▸ What the task requires
Write the entries out again exactly as they stand, but without the pictures.

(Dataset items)

= = = =

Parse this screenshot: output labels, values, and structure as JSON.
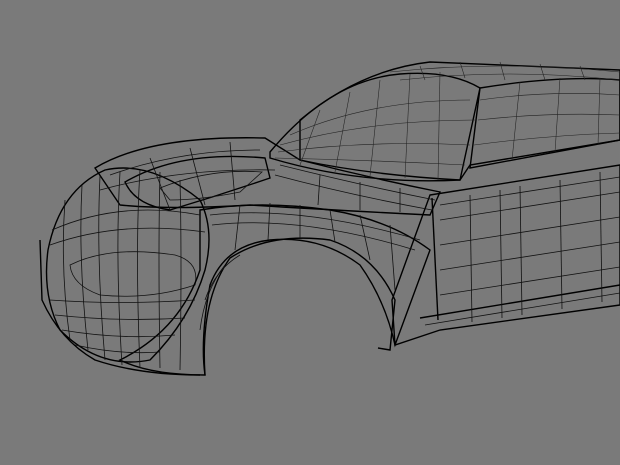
{
  "viewport": {
    "background_color": "#7a7a7a",
    "model": {
      "surface_shade_dark": "#2c2c2c",
      "surface_shade_mid": "#8c8c8c",
      "surface_shade_light": "#e6e6e6",
      "wire_color": "#111111"
    }
  }
}
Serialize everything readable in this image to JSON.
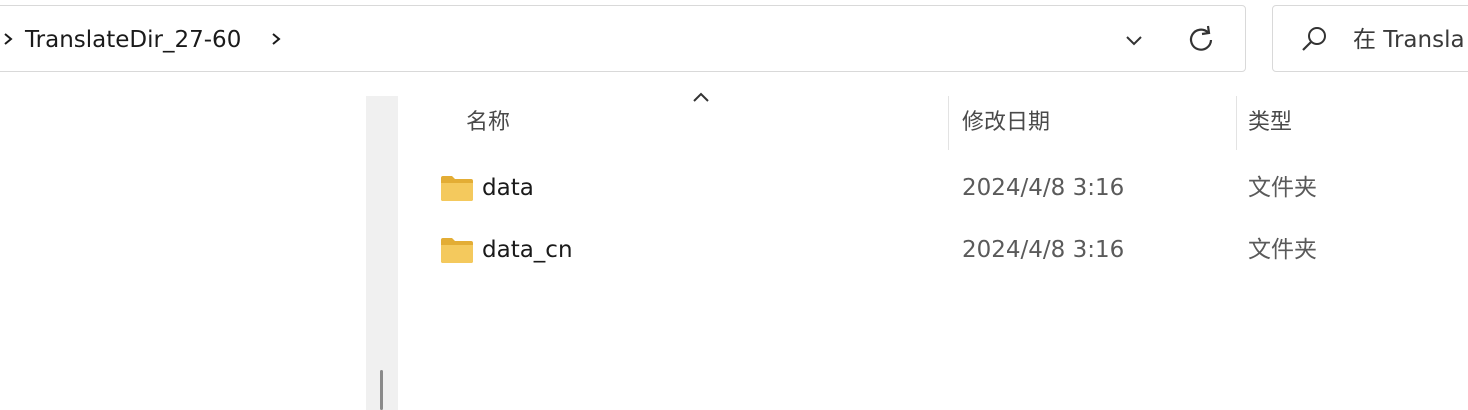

= = = =

▸ Final result
Parse this screenshot: output labels, values, and structure as JSON.
{
  "viewport": {
    "background_color": "#7a7a7a",
    "model": {
      "surface_shade_dark": "#2c2c2c",
      "surface_shade_mid": "#8c8c8c",
      "surface_shade_light": "#e6e6e6",
      "wire_color": "#111111"
    }
  }
}
Serialize everything readable in this image to JSON.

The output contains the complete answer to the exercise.